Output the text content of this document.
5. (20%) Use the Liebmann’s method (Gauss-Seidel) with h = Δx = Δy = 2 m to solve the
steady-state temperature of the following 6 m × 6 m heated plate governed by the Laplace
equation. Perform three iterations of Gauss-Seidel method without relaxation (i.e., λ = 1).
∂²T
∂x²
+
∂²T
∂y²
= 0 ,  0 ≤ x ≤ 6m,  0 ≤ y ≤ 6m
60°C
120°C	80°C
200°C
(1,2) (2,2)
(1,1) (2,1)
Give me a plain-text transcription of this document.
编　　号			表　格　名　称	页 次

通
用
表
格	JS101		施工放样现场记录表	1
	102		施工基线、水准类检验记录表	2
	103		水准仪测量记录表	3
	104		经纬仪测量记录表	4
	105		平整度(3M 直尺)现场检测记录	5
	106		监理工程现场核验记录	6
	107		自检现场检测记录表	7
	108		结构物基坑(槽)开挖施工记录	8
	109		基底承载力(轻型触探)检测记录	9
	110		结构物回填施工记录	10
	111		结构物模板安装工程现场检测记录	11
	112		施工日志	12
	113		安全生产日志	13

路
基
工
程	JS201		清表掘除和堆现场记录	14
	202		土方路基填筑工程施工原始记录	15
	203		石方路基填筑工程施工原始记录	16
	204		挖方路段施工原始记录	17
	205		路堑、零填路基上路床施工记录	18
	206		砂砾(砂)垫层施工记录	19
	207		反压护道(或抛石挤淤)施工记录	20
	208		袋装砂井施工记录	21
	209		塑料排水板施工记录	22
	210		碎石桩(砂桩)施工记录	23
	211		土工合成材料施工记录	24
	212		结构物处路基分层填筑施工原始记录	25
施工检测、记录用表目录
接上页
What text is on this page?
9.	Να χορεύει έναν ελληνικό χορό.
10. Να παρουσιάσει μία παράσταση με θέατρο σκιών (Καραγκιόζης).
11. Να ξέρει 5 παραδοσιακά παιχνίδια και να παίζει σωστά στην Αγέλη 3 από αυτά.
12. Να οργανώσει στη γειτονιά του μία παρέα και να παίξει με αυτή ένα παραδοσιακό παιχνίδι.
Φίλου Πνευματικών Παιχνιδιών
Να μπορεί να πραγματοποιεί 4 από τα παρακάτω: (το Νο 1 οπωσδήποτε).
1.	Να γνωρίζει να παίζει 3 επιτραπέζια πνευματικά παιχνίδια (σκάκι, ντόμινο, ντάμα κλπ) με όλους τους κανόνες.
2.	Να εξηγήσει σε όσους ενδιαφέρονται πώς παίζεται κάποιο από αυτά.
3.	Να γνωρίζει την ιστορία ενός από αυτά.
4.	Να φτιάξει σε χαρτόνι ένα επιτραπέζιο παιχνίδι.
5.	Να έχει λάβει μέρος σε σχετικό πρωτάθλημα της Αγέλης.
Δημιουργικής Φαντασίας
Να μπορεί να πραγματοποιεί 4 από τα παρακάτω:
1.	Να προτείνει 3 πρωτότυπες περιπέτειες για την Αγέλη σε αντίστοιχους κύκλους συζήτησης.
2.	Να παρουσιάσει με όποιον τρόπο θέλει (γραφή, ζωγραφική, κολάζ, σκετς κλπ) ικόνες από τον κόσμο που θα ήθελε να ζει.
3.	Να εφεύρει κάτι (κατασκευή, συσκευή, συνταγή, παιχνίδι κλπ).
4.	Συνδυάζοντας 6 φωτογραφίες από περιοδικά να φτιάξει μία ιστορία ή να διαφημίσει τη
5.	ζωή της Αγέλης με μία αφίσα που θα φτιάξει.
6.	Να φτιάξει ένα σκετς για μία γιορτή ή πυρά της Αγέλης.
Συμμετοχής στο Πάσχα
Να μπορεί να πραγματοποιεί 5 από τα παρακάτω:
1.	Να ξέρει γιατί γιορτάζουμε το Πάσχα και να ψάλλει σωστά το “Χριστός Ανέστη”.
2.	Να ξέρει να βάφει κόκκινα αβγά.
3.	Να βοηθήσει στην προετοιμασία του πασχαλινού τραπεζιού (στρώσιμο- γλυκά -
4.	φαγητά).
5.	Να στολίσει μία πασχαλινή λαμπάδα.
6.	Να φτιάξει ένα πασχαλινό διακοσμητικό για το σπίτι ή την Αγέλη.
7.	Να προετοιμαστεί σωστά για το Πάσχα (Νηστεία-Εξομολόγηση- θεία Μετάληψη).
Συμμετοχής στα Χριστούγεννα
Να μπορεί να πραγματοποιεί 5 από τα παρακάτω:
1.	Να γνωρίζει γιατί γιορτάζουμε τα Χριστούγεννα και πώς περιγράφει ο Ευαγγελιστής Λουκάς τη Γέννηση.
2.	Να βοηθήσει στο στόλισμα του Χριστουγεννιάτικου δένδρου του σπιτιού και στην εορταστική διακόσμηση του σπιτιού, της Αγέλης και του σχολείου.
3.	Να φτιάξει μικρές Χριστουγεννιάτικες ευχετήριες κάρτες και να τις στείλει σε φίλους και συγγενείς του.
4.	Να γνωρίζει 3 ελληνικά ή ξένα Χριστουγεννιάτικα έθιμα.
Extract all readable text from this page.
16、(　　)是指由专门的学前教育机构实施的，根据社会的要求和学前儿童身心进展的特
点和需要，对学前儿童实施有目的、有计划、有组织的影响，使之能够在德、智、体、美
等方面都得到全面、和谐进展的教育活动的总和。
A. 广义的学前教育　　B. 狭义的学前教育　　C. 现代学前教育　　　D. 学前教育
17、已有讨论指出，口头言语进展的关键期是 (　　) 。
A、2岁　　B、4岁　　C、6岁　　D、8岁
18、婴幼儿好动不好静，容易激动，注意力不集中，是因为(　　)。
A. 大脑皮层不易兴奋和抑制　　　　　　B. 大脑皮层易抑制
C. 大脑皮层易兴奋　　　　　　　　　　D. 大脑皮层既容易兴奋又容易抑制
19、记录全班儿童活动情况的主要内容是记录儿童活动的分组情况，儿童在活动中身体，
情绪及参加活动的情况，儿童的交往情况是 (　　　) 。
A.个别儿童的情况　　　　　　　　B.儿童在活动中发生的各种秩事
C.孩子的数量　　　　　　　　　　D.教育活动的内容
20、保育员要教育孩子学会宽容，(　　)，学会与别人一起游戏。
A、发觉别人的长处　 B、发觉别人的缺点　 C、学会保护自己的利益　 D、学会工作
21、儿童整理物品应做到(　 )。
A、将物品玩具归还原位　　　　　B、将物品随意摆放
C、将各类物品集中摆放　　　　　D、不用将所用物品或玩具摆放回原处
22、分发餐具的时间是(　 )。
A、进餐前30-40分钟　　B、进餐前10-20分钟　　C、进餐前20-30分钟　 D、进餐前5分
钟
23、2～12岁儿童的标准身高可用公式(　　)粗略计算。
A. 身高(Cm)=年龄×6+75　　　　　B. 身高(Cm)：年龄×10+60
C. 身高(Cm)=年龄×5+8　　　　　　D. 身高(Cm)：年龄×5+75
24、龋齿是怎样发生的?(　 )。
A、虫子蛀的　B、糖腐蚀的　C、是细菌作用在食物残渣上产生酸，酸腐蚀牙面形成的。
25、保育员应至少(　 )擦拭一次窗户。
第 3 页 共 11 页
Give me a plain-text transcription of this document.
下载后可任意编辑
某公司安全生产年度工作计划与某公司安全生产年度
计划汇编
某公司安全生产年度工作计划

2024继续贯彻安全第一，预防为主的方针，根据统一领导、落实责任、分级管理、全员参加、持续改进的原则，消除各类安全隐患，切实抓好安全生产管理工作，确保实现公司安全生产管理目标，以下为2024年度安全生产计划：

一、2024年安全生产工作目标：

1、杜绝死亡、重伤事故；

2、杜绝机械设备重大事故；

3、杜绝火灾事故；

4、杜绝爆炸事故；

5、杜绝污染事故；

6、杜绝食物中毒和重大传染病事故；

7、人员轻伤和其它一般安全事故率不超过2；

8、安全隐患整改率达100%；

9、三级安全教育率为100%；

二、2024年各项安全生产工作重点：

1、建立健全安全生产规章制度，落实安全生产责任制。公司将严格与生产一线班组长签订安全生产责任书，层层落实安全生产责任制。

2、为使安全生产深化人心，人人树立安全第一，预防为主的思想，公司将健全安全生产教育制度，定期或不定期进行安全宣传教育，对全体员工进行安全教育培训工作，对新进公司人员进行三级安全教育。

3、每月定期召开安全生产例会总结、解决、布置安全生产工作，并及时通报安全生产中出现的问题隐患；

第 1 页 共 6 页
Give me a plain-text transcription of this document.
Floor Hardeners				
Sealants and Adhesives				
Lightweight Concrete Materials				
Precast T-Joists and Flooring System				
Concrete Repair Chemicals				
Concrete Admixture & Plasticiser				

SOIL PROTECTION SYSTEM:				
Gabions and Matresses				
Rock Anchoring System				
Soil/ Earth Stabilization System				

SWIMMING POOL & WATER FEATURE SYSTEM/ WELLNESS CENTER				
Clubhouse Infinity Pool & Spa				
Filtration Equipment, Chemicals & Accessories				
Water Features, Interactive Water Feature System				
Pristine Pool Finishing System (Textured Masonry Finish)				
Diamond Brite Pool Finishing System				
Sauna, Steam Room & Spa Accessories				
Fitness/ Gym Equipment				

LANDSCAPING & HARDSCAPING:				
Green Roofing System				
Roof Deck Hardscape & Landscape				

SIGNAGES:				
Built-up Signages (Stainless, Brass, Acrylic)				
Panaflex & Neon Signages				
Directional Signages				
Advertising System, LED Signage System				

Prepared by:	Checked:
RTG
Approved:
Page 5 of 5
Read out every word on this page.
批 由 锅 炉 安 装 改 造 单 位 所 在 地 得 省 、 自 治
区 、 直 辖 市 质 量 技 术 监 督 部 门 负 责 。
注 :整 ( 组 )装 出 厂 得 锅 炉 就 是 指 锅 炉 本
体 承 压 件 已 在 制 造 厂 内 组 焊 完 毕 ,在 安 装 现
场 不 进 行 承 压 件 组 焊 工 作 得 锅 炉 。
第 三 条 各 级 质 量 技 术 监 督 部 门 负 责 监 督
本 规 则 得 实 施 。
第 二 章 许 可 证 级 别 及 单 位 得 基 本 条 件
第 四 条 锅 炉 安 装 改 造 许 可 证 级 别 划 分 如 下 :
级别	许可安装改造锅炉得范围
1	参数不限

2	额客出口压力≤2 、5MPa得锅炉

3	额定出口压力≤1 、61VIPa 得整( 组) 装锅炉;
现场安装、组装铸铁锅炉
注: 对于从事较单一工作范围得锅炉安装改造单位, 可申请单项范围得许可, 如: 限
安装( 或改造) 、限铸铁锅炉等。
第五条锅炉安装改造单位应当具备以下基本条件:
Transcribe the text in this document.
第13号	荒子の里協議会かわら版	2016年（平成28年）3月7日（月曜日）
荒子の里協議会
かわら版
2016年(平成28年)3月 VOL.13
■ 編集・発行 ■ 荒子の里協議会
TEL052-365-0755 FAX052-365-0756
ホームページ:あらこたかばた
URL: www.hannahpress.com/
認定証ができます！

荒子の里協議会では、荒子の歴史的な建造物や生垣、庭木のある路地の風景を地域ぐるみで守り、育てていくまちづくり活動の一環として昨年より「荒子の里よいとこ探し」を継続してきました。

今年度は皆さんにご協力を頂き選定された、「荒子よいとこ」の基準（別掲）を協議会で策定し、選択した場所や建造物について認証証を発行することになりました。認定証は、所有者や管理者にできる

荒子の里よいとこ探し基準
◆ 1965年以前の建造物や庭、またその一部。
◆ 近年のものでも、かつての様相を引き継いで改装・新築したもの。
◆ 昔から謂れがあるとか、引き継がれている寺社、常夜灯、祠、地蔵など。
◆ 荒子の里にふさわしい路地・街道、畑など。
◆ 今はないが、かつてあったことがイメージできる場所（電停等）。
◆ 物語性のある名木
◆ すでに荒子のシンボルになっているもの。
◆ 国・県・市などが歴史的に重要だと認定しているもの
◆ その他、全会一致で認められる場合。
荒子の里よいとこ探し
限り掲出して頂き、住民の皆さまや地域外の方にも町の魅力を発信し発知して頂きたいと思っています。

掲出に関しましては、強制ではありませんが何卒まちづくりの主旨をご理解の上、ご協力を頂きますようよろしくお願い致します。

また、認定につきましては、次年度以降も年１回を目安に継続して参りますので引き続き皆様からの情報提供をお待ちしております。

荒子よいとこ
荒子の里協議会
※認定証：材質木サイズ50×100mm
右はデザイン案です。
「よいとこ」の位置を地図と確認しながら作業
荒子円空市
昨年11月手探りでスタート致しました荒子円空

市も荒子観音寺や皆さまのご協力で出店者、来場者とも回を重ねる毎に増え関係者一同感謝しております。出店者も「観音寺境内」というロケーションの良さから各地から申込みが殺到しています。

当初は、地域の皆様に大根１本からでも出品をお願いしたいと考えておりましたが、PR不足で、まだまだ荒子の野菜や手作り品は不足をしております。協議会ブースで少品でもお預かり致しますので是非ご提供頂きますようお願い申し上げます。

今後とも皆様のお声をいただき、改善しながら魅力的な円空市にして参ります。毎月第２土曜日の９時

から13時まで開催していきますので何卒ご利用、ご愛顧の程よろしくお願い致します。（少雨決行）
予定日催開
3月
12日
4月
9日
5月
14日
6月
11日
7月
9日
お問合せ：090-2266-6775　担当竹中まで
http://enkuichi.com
****************************************
### Direction
Quote, without alteration, the final stretch of the entries: the line with "Transcribe the text in this document." onward to the last line.

### Written response
Transcribe the text in this document.
第13号	荒子の里協議会かわら版	2016年（平成28年）3月7日（月曜日）
荒子の里協議会
かわら版
2016年(平成28年)3月 VOL.13
■ 編集・発行 ■ 荒子の里協議会
TEL052-365-0755 FAX052-365-0756
ホームページ:あらこたかばた
URL: www.hannahpress.com/
認定証ができます！

荒子の里協議会では、荒子の歴史的な建造物や生垣、庭木のある路地の風景を地域ぐるみで守り、育てていくまちづくり活動の一環として昨年より「荒子の里よいとこ探し」を継続してきました。

今年度は皆さんにご協力を頂き選定された、「荒子よいとこ」の基準（別掲）を協議会で策定し、選択した場所や建造物について認証証を発行することになりました。認定証は、所有者や管理者にできる

荒子の里よいとこ探し基準
◆ 1965年以前の建造物や庭、またその一部。
◆ 近年のものでも、かつての様相を引き継いで改装・新築したもの。
◆ 昔から謂れがあるとか、引き継がれている寺社、常夜灯、祠、地蔵など。
◆ 荒子の里にふさわしい路地・街道、畑など。
◆ 今はないが、かつてあったことがイメージできる場所（電停等）。
◆ 物語性のある名木
◆ すでに荒子のシンボルになっているもの。
◆ 国・県・市などが歴史的に重要だと認定しているもの
◆ その他、全会一致で認められる場合。
荒子の里よいとこ探し
限り掲出して頂き、住民の皆さまや地域外の方にも町の魅力を発信し発知して頂きたいと思っています。

掲出に関しましては、強制ではありませんが何卒まちづくりの主旨をご理解の上、ご協力を頂きますようよろしくお願い致します。

また、認定につきましては、次年度以降も年１回を目安に継続して参りますので引き続き皆様からの情報提供をお待ちしております。

荒子よいとこ
荒子の里協議会
※認定証：材質木サイズ50×100mm
右はデザイン案です。
「よいとこ」の位置を地図と確認しながら作業
荒子円空市
昨年11月手探りでスタート致しました荒子円空

市も荒子観音寺や皆さまのご協力で出店者、来場者とも回を重ねる毎に増え関係者一同感謝しております。出店者も「観音寺境内」というロケーションの良さから各地から申込みが殺到しています。

当初は、地域の皆様に大根１本からでも出品をお願いしたいと考えておりましたが、PR不足で、まだまだ荒子の野菜や手作り品は不足をしております。協議会ブースで少品でもお預かり致しますので是非ご提供頂きますようお願い申し上げます。

今後とも皆様のお声をいただき、改善しながら魅力的な円空市にして参ります。毎月第２土曜日の９時

から13時まで開催していきますので何卒ご利用、ご愛顧の程よろしくお願い致します。（少雨決行）
予定日催開
3月
12日
4月
9日
5月
14日
6月
11日
7月
9日
お問合せ：090-2266-6775　担当竹中まで
http://enkuichi.com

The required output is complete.